## Stated task
Return the lines beginning at the one that contains "Read all visible content and emit it as JSON." and continuing to the end of the entries, including both ends, exactly as written and nothing else.

· · · · · · ·

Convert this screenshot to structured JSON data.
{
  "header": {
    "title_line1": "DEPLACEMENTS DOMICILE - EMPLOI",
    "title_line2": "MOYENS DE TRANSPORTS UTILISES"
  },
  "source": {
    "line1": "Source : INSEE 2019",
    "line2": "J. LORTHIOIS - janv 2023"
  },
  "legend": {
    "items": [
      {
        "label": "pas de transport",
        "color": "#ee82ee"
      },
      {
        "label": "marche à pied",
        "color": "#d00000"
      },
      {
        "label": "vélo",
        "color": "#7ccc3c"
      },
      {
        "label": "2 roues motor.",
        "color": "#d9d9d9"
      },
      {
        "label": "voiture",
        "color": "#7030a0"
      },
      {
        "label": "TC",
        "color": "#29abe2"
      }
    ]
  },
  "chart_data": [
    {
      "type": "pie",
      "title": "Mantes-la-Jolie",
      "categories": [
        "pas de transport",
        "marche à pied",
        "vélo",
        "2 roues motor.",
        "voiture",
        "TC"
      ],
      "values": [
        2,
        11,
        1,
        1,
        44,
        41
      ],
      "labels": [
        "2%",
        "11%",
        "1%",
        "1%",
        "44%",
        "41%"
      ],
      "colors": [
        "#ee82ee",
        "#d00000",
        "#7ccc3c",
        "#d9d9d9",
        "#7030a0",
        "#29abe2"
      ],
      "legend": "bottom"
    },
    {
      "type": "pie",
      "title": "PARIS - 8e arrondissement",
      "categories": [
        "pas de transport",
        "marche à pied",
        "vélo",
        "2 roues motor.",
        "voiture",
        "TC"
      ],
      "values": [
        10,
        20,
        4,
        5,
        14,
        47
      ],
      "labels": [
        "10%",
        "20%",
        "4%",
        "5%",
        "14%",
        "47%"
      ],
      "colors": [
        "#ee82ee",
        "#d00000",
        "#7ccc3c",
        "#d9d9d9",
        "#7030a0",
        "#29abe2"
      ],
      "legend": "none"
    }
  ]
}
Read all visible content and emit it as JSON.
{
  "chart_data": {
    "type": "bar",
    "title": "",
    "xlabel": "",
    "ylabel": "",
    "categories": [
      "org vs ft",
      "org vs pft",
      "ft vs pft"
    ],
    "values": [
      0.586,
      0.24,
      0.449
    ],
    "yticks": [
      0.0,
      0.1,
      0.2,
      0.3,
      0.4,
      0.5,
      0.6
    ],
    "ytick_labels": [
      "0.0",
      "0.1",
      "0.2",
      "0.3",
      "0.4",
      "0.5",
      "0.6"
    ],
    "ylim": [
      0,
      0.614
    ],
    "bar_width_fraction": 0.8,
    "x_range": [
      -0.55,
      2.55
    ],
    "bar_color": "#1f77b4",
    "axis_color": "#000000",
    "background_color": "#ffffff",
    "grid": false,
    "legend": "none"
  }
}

· · · · · · ·

## Written response
Read all visible content and emit it as JSON.
{
  "chart_data": {
    "type": "bar",
    "title": "",
    "xlabel": "",
    "ylabel": "",
    "categories": [
      "org vs ft",
      "org vs pft",
      "ft vs pft"
    ],
    "values": [
      0.586,
      0.24,
      0.449
    ],
    "yticks": [
      0.0,
      0.1,
      0.2,
      0.3,
      0.4,
      0.5,
      0.6
    ],
    "ytick_labels": [
      "0.0",
      "0.1",
      "0.2",
      "0.3",
      "0.4",
      "0.5",
      "0.6"
    ],
    "ylim": [
      0,
      0.614
    ],
    "bar_width_fraction": 0.8,
    "x_range": [
      -0.55,
      2.55
    ],
    "bar_color": "#1f77b4",
    "axis_color": "#000000",
    "background_color": "#ffffff",
    "grid": false,
    "legend": "none"
  }
}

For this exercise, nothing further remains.